==== Dataset records ====

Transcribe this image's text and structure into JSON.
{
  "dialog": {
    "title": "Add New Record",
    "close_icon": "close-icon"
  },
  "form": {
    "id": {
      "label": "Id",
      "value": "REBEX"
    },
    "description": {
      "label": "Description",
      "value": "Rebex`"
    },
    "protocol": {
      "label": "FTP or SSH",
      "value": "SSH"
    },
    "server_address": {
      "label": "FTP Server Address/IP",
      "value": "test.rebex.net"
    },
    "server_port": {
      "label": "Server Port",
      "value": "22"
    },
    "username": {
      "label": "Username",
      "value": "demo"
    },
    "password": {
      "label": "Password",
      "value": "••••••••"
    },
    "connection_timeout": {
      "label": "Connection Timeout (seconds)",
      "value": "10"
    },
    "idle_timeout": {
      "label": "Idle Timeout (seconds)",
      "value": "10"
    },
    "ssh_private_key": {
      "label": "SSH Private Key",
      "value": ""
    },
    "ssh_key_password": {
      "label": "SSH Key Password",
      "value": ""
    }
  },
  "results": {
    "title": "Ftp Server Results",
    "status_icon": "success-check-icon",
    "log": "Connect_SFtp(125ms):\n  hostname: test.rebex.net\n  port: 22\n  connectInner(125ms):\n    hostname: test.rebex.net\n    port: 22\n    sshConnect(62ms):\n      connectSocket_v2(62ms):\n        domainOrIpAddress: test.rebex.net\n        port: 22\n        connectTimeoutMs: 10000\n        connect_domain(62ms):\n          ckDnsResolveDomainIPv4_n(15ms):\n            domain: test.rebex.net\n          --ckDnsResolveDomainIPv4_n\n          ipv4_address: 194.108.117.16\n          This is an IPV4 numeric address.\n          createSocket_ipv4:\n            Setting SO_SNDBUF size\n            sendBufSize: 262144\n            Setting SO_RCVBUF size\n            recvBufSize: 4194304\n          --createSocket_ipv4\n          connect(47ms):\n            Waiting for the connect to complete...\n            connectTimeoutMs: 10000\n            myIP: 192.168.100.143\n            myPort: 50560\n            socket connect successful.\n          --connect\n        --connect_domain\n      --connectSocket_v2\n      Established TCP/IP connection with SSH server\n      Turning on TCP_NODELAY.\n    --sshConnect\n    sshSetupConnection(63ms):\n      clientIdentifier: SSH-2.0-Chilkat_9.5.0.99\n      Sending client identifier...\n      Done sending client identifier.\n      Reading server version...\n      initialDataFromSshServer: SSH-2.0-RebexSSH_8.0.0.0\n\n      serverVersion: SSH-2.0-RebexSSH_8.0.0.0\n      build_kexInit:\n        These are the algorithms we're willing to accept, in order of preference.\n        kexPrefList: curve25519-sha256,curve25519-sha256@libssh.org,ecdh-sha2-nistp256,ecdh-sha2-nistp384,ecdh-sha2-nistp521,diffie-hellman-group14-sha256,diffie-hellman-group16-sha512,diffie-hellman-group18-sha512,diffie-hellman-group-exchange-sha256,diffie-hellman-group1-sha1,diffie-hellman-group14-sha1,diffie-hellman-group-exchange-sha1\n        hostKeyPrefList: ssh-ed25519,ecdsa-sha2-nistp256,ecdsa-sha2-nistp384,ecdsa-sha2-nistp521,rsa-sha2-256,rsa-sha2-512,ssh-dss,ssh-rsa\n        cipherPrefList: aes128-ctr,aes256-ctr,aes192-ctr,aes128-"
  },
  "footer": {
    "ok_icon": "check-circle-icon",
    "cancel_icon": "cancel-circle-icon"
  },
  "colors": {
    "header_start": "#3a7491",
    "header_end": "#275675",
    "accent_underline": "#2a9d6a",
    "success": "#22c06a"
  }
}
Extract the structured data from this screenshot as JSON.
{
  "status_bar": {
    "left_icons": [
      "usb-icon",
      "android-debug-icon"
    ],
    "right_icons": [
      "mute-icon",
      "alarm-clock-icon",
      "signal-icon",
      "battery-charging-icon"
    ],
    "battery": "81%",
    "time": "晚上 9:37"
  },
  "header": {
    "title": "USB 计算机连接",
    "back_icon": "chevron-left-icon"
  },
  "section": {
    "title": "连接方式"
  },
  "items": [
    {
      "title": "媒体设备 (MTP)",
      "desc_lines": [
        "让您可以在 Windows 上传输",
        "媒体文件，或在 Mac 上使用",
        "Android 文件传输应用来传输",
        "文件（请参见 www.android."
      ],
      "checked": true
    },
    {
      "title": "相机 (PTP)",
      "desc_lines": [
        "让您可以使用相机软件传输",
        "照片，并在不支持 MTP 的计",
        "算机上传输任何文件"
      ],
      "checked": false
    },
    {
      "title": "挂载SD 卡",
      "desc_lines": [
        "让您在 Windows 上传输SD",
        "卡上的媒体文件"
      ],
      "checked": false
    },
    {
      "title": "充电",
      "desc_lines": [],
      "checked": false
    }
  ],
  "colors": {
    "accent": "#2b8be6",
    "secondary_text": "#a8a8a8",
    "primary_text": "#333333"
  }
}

====

Track down every line of the material containing the string "Windows", and copy it.

        "让您可以在 Windows 上传输",
        "让您在 Windows 上传输SD",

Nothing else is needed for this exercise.